▸ Selected extract:

**********

LamaLo Technology Inc. (LLT) commonly conducts marine propulsion shafting vibration and powering measurements in support of new construction, propulsion upgrades, and troubleshooting. Binsfeld TorqueTrak 10K telemetry systems are used to measure the shaft torque. Measurements are displayed in near-real time on the lap top computer, so an assessment of the vibration severity and delivered shaft power on-site.
A recent project involved a vessel that was built in 1969. The propulsion system had two fixed pitch propellers, each driven by a diesel engine. The vessel had gone under various refits since construction, including adding sponson tanks in 1976 and new diesel engines in 1980. In 2010/2011, the vessel had a refit conducted, which included upgrades to the shafting and propeller, and the addition of a bulbous bow and a bow thruster. The vessel service speed was 11.5 knots prior to the upgrade.

**********

Continue the account of the vessel propulsion measurement project from the point where it stops.

Items listed in a dataset:
**********

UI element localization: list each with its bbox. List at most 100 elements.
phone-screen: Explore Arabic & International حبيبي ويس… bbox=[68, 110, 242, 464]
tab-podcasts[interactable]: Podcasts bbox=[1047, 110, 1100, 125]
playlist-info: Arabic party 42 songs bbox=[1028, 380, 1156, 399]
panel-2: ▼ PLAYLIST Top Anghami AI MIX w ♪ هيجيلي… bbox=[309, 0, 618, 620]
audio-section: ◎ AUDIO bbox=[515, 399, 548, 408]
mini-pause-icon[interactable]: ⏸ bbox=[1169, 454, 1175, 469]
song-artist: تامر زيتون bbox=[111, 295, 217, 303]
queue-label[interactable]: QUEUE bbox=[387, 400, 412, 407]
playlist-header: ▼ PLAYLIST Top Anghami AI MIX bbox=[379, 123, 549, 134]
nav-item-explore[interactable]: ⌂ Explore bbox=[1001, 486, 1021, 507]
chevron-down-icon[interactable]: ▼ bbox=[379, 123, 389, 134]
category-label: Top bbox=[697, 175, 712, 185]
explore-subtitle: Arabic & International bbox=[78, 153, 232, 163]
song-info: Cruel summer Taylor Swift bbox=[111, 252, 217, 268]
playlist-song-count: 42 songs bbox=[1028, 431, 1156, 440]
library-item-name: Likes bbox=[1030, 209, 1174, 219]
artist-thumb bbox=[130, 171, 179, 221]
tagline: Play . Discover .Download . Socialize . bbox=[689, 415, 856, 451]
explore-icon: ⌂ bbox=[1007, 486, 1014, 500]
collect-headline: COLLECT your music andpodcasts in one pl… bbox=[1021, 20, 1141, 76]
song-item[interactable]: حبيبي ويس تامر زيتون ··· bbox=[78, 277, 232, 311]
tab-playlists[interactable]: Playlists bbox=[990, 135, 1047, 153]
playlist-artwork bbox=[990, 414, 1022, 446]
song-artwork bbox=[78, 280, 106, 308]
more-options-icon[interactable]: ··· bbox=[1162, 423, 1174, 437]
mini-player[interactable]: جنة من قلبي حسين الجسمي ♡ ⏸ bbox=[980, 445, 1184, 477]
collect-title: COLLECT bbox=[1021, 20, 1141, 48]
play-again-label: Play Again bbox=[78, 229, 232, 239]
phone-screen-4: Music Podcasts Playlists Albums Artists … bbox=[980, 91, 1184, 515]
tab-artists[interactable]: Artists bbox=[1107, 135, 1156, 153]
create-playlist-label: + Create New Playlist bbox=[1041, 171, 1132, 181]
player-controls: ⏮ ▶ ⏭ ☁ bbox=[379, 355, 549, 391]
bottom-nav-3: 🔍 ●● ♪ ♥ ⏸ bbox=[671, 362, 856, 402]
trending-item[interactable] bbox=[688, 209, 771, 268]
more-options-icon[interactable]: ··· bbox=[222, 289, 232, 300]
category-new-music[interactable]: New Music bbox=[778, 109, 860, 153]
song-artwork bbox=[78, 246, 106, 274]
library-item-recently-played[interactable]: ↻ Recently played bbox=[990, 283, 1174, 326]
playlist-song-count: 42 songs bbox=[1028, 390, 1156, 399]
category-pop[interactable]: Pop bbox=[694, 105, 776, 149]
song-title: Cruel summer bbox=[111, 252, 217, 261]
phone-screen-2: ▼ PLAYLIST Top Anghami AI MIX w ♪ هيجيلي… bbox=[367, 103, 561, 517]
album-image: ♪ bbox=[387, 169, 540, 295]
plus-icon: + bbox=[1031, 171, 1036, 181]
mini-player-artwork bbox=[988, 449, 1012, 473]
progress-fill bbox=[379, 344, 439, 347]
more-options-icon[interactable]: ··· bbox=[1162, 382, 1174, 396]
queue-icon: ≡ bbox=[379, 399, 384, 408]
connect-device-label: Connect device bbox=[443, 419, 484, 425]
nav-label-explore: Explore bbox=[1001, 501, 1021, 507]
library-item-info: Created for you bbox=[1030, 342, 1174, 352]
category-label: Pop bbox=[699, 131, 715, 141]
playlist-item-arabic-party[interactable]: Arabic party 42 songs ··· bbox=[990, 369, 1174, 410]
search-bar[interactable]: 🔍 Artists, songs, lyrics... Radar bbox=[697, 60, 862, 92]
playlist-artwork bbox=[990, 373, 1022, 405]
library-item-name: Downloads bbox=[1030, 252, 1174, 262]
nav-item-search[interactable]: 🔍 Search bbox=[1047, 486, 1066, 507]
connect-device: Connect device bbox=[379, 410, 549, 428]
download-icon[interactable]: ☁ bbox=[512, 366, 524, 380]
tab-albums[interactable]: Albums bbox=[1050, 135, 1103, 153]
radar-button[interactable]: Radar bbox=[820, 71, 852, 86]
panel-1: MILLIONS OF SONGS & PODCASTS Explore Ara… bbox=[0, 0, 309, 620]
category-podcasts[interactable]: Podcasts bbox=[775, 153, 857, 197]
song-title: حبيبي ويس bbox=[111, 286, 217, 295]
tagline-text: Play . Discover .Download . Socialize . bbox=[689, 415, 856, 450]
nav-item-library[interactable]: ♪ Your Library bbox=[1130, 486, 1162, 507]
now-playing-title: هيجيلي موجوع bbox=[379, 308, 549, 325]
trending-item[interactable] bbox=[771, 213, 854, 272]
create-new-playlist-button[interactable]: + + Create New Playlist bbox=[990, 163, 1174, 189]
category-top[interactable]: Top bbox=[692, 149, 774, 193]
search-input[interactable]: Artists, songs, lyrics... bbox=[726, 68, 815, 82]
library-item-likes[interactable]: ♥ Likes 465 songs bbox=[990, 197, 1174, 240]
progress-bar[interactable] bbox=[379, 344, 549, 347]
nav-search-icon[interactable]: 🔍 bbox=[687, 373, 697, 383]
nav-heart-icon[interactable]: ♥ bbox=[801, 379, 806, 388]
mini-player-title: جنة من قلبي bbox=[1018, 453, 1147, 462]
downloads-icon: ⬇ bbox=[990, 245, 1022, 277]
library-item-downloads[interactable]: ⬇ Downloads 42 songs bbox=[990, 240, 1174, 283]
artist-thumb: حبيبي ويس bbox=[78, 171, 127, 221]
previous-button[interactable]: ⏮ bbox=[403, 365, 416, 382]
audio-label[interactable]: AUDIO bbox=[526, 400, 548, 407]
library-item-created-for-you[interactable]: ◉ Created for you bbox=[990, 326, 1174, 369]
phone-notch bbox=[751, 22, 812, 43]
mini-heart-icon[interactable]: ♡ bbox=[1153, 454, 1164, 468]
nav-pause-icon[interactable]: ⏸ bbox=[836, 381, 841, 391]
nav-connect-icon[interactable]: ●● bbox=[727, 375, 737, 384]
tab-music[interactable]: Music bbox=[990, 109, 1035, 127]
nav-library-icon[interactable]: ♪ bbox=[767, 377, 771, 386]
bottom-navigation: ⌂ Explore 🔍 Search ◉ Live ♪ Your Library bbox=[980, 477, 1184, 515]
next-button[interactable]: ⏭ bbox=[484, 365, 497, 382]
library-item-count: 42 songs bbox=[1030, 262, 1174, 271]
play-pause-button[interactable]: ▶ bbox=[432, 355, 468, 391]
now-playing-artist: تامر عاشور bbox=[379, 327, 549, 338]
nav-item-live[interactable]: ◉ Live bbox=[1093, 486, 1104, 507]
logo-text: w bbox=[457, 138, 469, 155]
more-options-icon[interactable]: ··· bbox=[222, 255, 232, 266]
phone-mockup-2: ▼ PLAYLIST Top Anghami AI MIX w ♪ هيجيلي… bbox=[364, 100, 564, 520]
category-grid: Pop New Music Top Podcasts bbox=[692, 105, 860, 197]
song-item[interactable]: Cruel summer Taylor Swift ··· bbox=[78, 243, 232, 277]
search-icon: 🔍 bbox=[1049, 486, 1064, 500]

**********

▸ The answer:
The primary objective of this project was to measure and report on the powering performance and shafting torsional vibration characteristics during sea trials. The results of the measurements indicated that a speed of 12.9 knots was achieved with a total shaft power of 928 HP at a shaft speed of about 296 RPM. About 15% more power was developed with the new propeller at the same shaft speed. Excessive torsional vibrations were measured at low shaft speeds, resulting in gear tooth backlash. The minimum shaft speed was set to 60 RPM based upon the torsional vibration measurements. Figures 1 and 2 illustrate results of the measurements.
For this marine propulsion system, the TorqueTrak 10K telemetry instrument was used to verify and demonstrate the associated benefits of a recent system upgrade, namely, an increase in vessel speed at less power and less fuel usage. That is exactly what the designers had hoped to see. At the same time, the TorqueTrak 10K was used to check torsional vibration in order to put corrective measures in place.